STATED EXERCISE -> Copy each line that contains the string "this".
[RECORD EXTRACTS start]
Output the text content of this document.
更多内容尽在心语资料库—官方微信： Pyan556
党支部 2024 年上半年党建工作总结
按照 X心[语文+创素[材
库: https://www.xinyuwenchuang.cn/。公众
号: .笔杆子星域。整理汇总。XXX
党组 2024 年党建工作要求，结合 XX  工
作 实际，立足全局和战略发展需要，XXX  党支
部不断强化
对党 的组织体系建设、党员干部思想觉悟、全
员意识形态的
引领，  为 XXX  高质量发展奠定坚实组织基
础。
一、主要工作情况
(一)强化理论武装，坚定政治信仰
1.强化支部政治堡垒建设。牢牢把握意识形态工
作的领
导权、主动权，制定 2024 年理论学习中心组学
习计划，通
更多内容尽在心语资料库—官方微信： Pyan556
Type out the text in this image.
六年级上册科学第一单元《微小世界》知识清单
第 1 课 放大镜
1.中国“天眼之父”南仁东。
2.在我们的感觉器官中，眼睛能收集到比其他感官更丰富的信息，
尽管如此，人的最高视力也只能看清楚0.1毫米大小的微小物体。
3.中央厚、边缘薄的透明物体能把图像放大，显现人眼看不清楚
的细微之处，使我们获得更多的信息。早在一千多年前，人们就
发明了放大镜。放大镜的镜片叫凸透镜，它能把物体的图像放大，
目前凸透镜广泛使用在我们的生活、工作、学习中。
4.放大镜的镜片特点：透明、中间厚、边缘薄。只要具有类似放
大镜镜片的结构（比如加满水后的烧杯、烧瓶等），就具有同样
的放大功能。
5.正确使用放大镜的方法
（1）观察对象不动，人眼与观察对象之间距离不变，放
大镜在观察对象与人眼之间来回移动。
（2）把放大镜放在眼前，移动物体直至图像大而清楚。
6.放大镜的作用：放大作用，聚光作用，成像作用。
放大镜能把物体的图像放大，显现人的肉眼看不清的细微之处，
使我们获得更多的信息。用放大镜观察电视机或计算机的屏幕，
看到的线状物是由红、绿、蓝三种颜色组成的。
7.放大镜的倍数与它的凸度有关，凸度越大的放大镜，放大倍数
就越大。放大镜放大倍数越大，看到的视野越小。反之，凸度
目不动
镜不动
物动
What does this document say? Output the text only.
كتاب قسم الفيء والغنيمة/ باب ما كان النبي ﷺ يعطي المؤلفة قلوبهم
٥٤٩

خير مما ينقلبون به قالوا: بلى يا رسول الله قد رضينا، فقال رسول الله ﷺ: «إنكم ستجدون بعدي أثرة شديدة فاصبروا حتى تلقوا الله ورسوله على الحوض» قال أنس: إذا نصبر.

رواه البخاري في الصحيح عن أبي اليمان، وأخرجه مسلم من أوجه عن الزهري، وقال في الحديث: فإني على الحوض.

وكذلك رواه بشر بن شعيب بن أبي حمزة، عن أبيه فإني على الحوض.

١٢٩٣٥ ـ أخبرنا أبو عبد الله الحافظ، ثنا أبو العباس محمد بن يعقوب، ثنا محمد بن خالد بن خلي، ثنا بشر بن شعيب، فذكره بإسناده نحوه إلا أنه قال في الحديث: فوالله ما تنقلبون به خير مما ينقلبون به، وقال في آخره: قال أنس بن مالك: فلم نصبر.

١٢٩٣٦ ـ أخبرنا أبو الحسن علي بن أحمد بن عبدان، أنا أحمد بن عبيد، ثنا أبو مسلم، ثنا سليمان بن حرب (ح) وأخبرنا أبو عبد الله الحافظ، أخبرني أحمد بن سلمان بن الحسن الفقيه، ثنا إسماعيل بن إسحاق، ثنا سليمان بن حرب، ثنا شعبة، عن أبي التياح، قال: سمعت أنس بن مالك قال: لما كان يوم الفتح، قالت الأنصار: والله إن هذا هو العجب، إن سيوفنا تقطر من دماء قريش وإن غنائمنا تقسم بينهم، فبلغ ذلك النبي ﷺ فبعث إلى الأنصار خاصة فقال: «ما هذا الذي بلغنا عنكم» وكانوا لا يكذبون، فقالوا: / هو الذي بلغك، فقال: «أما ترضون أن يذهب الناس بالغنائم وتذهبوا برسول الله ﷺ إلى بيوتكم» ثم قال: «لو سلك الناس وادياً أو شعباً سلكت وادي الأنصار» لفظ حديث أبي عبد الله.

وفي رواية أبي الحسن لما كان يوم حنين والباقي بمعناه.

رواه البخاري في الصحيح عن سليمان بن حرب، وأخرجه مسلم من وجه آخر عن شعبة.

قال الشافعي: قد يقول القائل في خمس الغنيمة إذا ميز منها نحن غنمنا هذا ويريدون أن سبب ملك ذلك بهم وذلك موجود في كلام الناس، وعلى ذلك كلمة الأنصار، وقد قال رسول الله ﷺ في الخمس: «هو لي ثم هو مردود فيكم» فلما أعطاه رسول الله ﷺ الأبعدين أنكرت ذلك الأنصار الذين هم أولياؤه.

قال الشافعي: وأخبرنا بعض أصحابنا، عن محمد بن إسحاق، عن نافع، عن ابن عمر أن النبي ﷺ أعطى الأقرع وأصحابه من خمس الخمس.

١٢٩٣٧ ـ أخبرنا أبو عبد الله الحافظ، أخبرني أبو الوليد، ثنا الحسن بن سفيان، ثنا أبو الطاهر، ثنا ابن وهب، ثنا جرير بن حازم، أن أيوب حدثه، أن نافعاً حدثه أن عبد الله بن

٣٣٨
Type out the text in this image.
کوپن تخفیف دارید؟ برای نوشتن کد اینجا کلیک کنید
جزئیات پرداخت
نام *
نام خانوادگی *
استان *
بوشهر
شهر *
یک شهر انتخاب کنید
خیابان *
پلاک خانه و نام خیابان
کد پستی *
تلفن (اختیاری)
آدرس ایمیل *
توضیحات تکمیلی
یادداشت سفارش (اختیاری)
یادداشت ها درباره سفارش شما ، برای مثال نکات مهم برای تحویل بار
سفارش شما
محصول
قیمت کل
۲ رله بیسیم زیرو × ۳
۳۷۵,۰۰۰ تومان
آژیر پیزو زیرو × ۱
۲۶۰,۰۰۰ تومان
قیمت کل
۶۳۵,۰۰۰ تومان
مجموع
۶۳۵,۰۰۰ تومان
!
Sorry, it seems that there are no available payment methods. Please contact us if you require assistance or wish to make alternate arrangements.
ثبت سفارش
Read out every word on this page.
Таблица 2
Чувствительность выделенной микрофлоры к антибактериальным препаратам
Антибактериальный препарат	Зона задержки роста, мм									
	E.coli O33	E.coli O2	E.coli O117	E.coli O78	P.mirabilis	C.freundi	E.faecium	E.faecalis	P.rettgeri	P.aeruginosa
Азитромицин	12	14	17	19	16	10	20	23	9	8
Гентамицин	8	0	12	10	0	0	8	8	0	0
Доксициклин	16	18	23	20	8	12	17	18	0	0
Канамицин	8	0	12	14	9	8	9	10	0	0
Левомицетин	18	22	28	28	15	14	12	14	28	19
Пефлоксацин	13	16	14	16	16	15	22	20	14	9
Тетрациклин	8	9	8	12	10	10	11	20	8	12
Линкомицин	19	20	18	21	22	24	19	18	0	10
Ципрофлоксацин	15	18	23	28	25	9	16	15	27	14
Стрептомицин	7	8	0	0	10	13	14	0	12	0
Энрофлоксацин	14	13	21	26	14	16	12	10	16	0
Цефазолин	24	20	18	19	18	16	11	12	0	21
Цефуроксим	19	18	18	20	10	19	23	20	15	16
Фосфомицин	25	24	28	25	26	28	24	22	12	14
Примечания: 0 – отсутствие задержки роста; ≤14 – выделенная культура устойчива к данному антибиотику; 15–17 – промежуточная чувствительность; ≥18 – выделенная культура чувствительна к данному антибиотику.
[RECORD EXTRACTS end]
THE RESULT ->
Output the text content of this document.
Type out the text in this image.
What does this document say? Output the text only.
Type out the text in this image.
Read out every word on this page.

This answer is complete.